| Set problem |
Without including any images, repeat the data exactly.

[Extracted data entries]
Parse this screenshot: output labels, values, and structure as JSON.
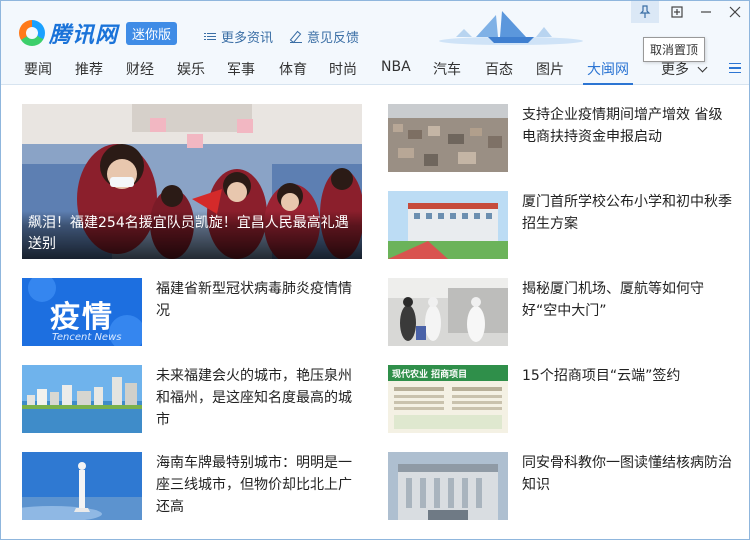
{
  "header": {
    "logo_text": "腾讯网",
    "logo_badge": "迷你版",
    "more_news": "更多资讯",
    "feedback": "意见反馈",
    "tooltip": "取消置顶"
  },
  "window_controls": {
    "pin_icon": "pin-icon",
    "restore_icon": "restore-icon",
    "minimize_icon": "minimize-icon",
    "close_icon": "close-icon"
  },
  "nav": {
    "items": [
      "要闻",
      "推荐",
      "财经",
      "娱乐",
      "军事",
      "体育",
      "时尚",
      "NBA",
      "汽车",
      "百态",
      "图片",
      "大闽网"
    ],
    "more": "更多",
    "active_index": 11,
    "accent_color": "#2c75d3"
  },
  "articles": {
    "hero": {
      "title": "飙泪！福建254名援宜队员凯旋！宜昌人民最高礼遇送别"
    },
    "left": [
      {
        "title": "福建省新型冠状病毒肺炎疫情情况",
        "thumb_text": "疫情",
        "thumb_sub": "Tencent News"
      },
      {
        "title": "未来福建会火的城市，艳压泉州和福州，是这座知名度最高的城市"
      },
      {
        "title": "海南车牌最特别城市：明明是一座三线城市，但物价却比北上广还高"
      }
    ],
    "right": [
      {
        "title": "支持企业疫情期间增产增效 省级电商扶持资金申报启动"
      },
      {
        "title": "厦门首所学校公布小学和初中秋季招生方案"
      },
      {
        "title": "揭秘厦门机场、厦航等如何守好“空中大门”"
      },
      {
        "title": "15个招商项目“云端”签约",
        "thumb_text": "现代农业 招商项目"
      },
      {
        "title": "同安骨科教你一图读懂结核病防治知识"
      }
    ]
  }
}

| Full output |
Parse this screenshot: output labels, values, and structure as JSON.
{
  "header": {
    "logo_text": "腾讯网",
    "logo_badge": "迷你版",
    "more_news": "更多资讯",
    "feedback": "意见反馈",
    "tooltip": "取消置顶"
  },
  "window_controls": {
    "pin_icon": "pin-icon",
    "restore_icon": "restore-icon",
    "minimize_icon": "minimize-icon",
    "close_icon": "close-icon"
  },
  "nav": {
    "items": [
      "要闻",
      "推荐",
      "财经",
      "娱乐",
      "军事",
      "体育",
      "时尚",
      "NBA",
      "汽车",
      "百态",
      "图片",
      "大闽网"
    ],
    "more": "更多",
    "active_index": 11,
    "accent_color": "#2c75d3"
  },
  "articles": {
    "hero": {
      "title": "飙泪！福建254名援宜队员凯旋！宜昌人民最高礼遇送别"
    },
    "left": [
      {
        "title": "福建省新型冠状病毒肺炎疫情情况",
        "thumb_text": "疫情",
        "thumb_sub": "Tencent News"
      },
      {
        "title": "未来福建会火的城市，艳压泉州和福州，是这座知名度最高的城市"
      },
      {
        "title": "海南车牌最特别城市：明明是一座三线城市，但物价却比北上广还高"
      }
    ],
    "right": [
      {
        "title": "支持企业疫情期间增产增效 省级电商扶持资金申报启动"
      },
      {
        "title": "厦门首所学校公布小学和初中秋季招生方案"
      },
      {
        "title": "揭秘厦门机场、厦航等如何守好“空中大门”"
      },
      {
        "title": "15个招商项目“云端”签约",
        "thumb_text": "现代农业 招商项目"
      },
      {
        "title": "同安骨科教你一图读懂结核病防治知识"
      }
    ]
  }
}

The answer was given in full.